• Aim of the task: Render as a numbered list the lines from the line containing "east-lake-rank-header-line-1: EAST LAKE" through the line containing "avg-rank-cell: 4 — [468, 363, 736, 429]", leaving out any blank lines.

• Supplied records:
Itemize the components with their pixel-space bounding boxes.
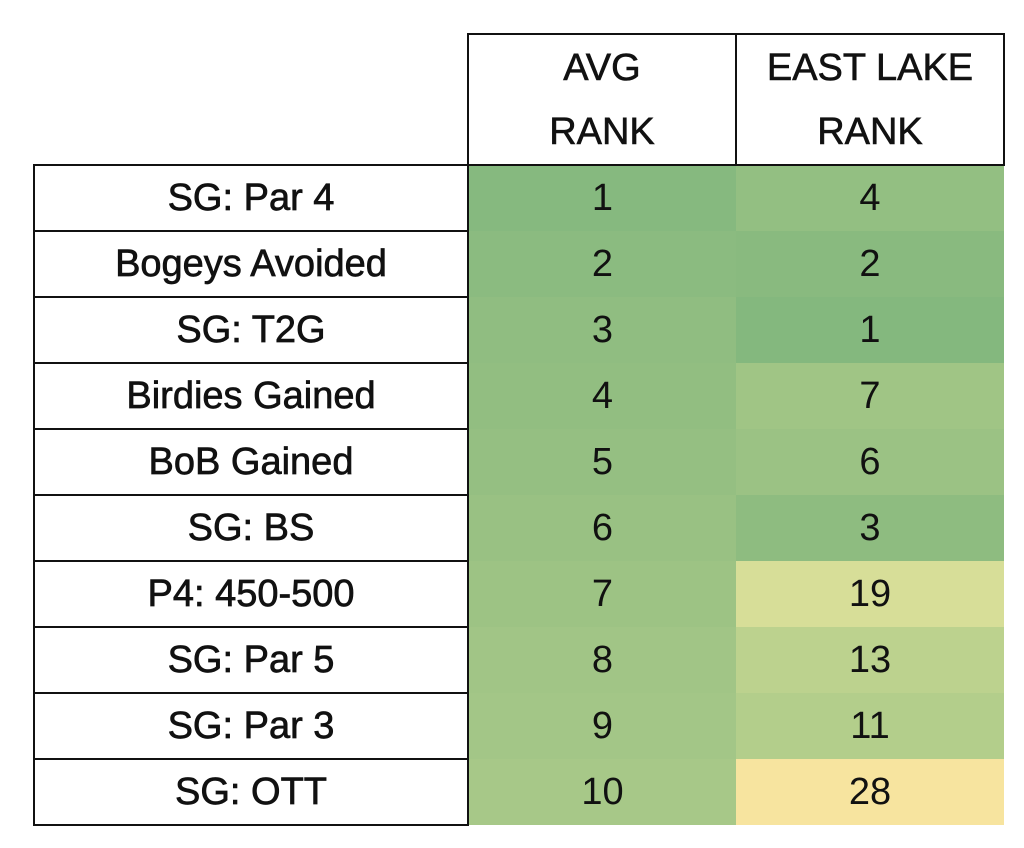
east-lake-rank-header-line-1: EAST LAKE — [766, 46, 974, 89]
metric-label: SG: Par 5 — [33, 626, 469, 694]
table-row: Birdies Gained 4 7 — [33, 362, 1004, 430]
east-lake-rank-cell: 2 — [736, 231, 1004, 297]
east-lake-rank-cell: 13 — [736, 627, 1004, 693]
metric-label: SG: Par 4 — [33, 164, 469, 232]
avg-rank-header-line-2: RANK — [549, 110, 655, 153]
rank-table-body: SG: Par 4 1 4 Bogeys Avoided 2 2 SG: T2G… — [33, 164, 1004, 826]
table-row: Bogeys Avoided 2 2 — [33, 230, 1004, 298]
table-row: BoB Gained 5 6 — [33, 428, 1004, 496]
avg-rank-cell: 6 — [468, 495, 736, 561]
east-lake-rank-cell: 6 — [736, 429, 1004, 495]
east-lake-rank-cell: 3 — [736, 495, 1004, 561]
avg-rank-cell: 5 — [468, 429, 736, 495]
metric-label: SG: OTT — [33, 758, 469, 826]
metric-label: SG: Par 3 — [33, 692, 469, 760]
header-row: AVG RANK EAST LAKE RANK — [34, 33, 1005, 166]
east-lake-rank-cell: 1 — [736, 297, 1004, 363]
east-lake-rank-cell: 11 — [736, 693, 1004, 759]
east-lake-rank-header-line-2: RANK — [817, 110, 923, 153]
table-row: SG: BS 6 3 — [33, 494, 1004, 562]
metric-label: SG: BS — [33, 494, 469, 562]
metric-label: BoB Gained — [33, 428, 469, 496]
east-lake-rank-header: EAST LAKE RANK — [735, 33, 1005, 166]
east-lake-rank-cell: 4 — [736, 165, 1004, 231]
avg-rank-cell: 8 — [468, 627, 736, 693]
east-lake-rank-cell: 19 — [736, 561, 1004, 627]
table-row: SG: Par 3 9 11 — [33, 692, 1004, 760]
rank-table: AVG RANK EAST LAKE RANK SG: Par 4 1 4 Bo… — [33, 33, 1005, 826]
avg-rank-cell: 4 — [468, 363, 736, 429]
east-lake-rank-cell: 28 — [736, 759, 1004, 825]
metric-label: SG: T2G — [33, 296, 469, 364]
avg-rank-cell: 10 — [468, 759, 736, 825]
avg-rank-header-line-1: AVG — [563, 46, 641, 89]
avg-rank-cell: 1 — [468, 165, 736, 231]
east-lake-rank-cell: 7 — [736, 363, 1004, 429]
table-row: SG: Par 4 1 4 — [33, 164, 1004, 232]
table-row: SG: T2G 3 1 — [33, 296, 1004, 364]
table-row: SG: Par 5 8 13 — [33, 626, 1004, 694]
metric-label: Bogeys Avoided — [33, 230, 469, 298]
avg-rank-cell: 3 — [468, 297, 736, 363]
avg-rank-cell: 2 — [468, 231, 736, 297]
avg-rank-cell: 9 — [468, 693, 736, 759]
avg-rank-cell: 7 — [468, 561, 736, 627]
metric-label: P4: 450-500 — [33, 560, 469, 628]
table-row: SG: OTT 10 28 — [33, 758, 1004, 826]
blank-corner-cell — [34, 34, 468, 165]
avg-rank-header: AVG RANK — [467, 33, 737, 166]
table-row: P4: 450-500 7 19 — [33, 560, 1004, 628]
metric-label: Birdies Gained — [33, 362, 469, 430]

• Exercise result:
1. east-lake-rank-header-line-1: EAST LAKE — [766, 46, 974, 89]
2. metric-label: SG: Par 5 — [33, 626, 469, 694]
3. table-row: Birdies Gained 4 7 — [33, 362, 1004, 430]
4. east-lake-rank-cell: 2 — [736, 231, 1004, 297]
5. east-lake-rank-cell: 13 — [736, 627, 1004, 693]
6. metric-label: SG: Par 4 — [33, 164, 469, 232]
7. avg-rank-header-line-2: RANK — [549, 110, 655, 153]
8. rank-table-body: SG: Par 4 1 4 Bogeys Avoided 2 2 SG: T2G… — [33, 164, 1004, 826]
9. table-row: Bogeys Avoided 2 2 — [33, 230, 1004, 298]
10. table-row: BoB Gained 5 6 — [33, 428, 1004, 496]
11. avg-rank-cell: 6 — [468, 495, 736, 561]
12. east-lake-rank-cell: 6 — [736, 429, 1004, 495]
13. east-lake-rank-cell: 3 — [736, 495, 1004, 561]
14. avg-rank-cell: 5 — [468, 429, 736, 495]
15. metric-label: SG: OTT — [33, 758, 469, 826]
16. metric-label: SG: Par 3 — [33, 692, 469, 760]
17. header-row: AVG RANK EAST LAKE RANK — [34, 33, 1005, 166]
18. east-lake-rank-cell: 1 — [736, 297, 1004, 363]
19. east-lake-rank-cell: 11 — [736, 693, 1004, 759]
20. east-lake-rank-header-line-2: RANK — [817, 110, 923, 153]
21. table-row: SG: BS 6 3 — [33, 494, 1004, 562]
22. metric-label: SG: BS — [33, 494, 469, 562]
23. metric-label: BoB Gained — [33, 428, 469, 496]
24. east-lake-rank-header: EAST LAKE RANK — [735, 33, 1005, 166]
25. east-lake-rank-cell: 4 — [736, 165, 1004, 231]
26. avg-rank-cell: 8 — [468, 627, 736, 693]
27. east-lake-rank-cell: 19 — [736, 561, 1004, 627]
28. table-row: SG: Par 3 9 11 — [33, 692, 1004, 760]
29. rank-table: AVG RANK EAST LAKE RANK SG: Par 4 1 4 Bo… — [33, 33, 1005, 826]
30. avg-rank-cell: 4 — [468, 363, 736, 429]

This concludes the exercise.